▸ REQUIREMENT
Return the full material exactly.

▸ DATASET CONTENT
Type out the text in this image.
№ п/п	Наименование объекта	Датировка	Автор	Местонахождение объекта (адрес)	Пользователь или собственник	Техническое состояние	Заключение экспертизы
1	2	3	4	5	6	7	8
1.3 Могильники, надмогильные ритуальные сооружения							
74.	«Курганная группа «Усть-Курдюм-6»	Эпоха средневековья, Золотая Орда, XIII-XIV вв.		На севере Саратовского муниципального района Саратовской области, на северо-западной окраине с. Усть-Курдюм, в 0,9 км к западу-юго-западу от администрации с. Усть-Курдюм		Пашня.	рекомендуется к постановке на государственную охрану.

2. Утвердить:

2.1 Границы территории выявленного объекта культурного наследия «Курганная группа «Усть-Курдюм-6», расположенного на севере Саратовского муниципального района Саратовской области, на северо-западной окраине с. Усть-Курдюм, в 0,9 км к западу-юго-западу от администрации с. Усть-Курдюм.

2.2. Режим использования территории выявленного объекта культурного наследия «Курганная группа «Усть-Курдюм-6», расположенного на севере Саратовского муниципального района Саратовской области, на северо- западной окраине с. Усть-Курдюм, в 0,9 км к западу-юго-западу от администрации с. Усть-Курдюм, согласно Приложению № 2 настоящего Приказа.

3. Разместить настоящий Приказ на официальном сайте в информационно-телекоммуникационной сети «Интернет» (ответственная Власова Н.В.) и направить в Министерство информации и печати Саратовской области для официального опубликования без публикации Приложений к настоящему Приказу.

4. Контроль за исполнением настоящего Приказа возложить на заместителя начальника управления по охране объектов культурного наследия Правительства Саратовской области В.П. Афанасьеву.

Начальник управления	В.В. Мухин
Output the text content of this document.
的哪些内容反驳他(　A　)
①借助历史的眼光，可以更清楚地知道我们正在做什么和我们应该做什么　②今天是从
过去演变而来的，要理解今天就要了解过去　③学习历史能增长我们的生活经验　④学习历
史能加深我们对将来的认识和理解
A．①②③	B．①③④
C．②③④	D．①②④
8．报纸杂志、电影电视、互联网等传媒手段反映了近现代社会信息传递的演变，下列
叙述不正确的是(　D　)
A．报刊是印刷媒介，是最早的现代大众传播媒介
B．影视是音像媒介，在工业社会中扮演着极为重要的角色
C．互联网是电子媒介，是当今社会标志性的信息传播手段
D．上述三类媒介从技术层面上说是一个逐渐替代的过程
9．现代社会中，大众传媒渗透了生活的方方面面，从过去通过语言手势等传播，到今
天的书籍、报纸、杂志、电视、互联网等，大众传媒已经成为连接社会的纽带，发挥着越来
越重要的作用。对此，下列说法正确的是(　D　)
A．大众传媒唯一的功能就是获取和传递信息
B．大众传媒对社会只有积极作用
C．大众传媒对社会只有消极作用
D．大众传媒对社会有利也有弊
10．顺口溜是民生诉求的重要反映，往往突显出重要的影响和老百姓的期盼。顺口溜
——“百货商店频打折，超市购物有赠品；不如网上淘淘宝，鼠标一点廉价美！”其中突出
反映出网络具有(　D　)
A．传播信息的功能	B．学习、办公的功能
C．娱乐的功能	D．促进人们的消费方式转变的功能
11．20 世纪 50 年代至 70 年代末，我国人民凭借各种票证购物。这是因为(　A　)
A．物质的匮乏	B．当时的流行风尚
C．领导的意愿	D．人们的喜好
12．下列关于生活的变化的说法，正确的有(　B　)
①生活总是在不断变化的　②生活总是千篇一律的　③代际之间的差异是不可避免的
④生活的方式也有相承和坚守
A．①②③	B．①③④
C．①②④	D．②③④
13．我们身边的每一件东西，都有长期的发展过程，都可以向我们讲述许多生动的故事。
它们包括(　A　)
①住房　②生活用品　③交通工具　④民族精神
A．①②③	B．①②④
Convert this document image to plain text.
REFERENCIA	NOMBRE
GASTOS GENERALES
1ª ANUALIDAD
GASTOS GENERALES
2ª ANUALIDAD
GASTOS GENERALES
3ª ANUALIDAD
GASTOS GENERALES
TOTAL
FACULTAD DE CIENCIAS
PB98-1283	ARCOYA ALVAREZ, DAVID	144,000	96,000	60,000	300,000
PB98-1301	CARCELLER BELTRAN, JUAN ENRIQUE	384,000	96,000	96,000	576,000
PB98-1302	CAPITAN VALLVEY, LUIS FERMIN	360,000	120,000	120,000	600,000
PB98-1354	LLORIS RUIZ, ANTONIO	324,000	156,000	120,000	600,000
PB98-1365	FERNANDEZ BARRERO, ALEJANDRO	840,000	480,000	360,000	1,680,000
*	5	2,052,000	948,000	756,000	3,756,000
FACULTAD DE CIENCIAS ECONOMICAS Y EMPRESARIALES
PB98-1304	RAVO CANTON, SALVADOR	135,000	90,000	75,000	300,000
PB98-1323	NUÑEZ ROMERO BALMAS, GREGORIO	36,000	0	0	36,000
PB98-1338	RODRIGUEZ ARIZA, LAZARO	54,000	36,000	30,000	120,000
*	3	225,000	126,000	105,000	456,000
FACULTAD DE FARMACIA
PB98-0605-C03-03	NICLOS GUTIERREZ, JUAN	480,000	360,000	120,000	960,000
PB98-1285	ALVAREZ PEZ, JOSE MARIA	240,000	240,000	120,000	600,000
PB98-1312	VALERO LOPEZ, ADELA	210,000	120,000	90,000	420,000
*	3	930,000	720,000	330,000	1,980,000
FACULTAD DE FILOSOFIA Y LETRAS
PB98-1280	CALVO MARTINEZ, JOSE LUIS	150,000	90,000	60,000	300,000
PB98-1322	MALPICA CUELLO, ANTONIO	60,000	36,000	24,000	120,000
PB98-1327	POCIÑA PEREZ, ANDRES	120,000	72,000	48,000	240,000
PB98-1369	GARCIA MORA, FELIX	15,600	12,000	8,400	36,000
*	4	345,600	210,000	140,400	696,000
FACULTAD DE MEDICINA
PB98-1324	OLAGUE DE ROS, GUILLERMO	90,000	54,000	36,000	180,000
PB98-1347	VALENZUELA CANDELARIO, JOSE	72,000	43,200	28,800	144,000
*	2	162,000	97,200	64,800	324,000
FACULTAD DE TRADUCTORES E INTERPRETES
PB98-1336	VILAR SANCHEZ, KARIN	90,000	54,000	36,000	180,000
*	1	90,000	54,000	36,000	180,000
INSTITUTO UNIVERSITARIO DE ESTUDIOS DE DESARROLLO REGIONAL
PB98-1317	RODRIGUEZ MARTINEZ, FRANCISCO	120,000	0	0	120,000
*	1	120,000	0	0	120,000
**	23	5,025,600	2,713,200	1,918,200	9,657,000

▸ RIGHT ANSWER
Type out the text in this image.
№ п/п	Наименование объекта	Датировка	Автор	Местонахождение объекта (адрес)	Пользователь или собственник	Техническое состояние	Заключение экспертизы
1	2	3	4	5	6	7	8
1.3 Могильники, надмогильные ритуальные сооружения							
74.	«Курганная группа «Усть-Курдюм-6»	Эпоха средневековья, Золотая Орда, XIII-XIV вв.		На севере Саратовского муниципального района Саратовской области, на северо-западной окраине с. Усть-Курдюм, в 0,9 км к западу-юго-западу от администрации с. Усть-Курдюм		Пашня.	рекомендуется к постановке на государственную охрану.

2. Утвердить:

2.1 Границы территории выявленного объекта культурного наследия «Курганная группа «Усть-Курдюм-6», расположенного на севере Саратовского муниципального района Саратовской области, на северо-западной окраине с. Усть-Курдюм, в 0,9 км к западу-юго-западу от администрации с. Усть-Курдюм.

2.2. Режим использования территории выявленного объекта культурного наследия «Курганная группа «Усть-Курдюм-6», расположенного на севере Саратовского муниципального района Саратовской области, на северо- западной окраине с. Усть-Курдюм, в 0,9 км к западу-юго-западу от администрации с. Усть-Курдюм, согласно Приложению № 2 настоящего Приказа.

3. Разместить настоящий Приказ на официальном сайте в информационно-телекоммуникационной сети «Интернет» (ответственная Власова Н.В.) и направить в Министерство информации и печати Саратовской области для официального опубликования без публикации Приложений к настоящему Приказу.

4. Контроль за исполнением настоящего Приказа возложить на заместителя начальника управления по охране объектов культурного наследия Правительства Саратовской области В.П. Афанасьеву.

Начальник управления	В.В. Мухин
Output the text content of this document.
的哪些内容反驳他(　A　)
①借助历史的眼光，可以更清楚地知道我们正在做什么和我们应该做什么　②今天是从
过去演变而来的，要理解今天就要了解过去　③学习历史能增长我们的生活经验　④学习历
史能加深我们对将来的认识和理解
A．①②③	B．①③④
C．②③④	D．①②④
8．报纸杂志、电影电视、互联网等传媒手段反映了近现代社会信息传递的演变，下列
叙述不正确的是(　D　)
A．报刊是印刷媒介，是最早的现代大众传播媒介
B．影视是音像媒介，在工业社会中扮演着极为重要的角色
C．互联网是电子媒介，是当今社会标志性的信息传播手段
D．上述三类媒介从技术层面上说是一个逐渐替代的过程
9．现代社会中，大众传媒渗透了生活的方方面面，从过去通过语言手势等传播，到今
天的书籍、报纸、杂志、电视、互联网等，大众传媒已经成为连接社会的纽带，发挥着越来
越重要的作用。对此，下列说法正确的是(　D　)
A．大众传媒唯一的功能就是获取和传递信息
B．大众传媒对社会只有积极作用
C．大众传媒对社会只有消极作用
D．大众传媒对社会有利也有弊
10．顺口溜是民生诉求的重要反映，往往突显出重要的影响和老百姓的期盼。顺口溜
——“百货商店频打折，超市购物有赠品；不如网上淘淘宝，鼠标一点廉价美！”其中突出
反映出网络具有(　D　)
A．传播信息的功能	B．学习、办公的功能
C．娱乐的功能	D．促进人们的消费方式转变的功能
11．20 世纪 50 年代至 70 年代末，我国人民凭借各种票证购物。这是因为(　A　)
A．物质的匮乏	B．当时的流行风尚
C．领导的意愿	D．人们的喜好
12．下列关于生活的变化的说法，正确的有(　B　)
①生活总是在不断变化的　②生活总是千篇一律的　③代际之间的差异是不可避免的
④生活的方式也有相承和坚守
A．①②③	B．①③④
C．①②④	D．②③④
13．我们身边的每一件东西，都有长期的发展过程，都可以向我们讲述许多生动的故事。
它们包括(　A　)
①住房　②生活用品　③交通工具　④民族精神
A．①②③	B．①②④
Convert this document image to plain text.
REFERENCIA	NOMBRE
GASTOS GENERALES
1ª ANUALIDAD
GASTOS GENERALES
2ª ANUALIDAD
GASTOS GENERALES
3ª ANUALIDAD
GASTOS GENERALES
TOTAL
FACULTAD DE CIENCIAS
PB98-1283	ARCOYA ALVAREZ, DAVID	144,000	96,000	60,000	300,000
PB98-1301	CARCELLER BELTRAN, JUAN ENRIQUE	384,000	96,000	96,000	576,000
PB98-1302	CAPITAN VALLVEY, LUIS FERMIN	360,000	120,000	120,000	600,000
PB98-1354	LLORIS RUIZ, ANTONIO	324,000	156,000	120,000	600,000
PB98-1365	FERNANDEZ BARRERO, ALEJANDRO	840,000	480,000	360,000	1,680,000
*	5	2,052,000	948,000	756,000	3,756,000
FACULTAD DE CIENCIAS ECONOMICAS Y EMPRESARIALES
PB98-1304	RAVO CANTON, SALVADOR	135,000	90,000	75,000	300,000
PB98-1323	NUÑEZ ROMERO BALMAS, GREGORIO	36,000	0	0	36,000
PB98-1338	RODRIGUEZ ARIZA, LAZARO	54,000	36,000	30,000	120,000
*	3	225,000	126,000	105,000	456,000
FACULTAD DE FARMACIA
PB98-0605-C03-03	NICLOS GUTIERREZ, JUAN	480,000	360,000	120,000	960,000
PB98-1285	ALVAREZ PEZ, JOSE MARIA	240,000	240,000	120,000	600,000
PB98-1312	VALERO LOPEZ, ADELA	210,000	120,000	90,000	420,000
*	3	930,000	720,000	330,000	1,980,000
FACULTAD DE FILOSOFIA Y LETRAS
PB98-1280	CALVO MARTINEZ, JOSE LUIS	150,000	90,000	60,000	300,000
PB98-1322	MALPICA CUELLO, ANTONIO	60,000	36,000	24,000	120,000
PB98-1327	POCIÑA PEREZ, ANDRES	120,000	72,000	48,000	240,000
PB98-1369	GARCIA MORA, FELIX	15,600	12,000	8,400	36,000
*	4	345,600	210,000	140,400	696,000
FACULTAD DE MEDICINA
PB98-1324	OLAGUE DE ROS, GUILLERMO	90,000	54,000	36,000	180,000
PB98-1347	VALENZUELA CANDELARIO, JOSE	72,000	43,200	28,800	144,000
*	2	162,000	97,200	64,800	324,000
FACULTAD DE TRADUCTORES E INTERPRETES
PB98-1336	VILAR SANCHEZ, KARIN	90,000	54,000	36,000	180,000
*	1	90,000	54,000	36,000	180,000
INSTITUTO UNIVERSITARIO DE ESTUDIOS DE DESARROLLO REGIONAL
PB98-1317	RODRIGUEZ MARTINEZ, FRANCISCO	120,000	0	0	120,000
*	1	120,000	0	0	120,000
**	23	5,025,600	2,713,200	1,918,200	9,657,000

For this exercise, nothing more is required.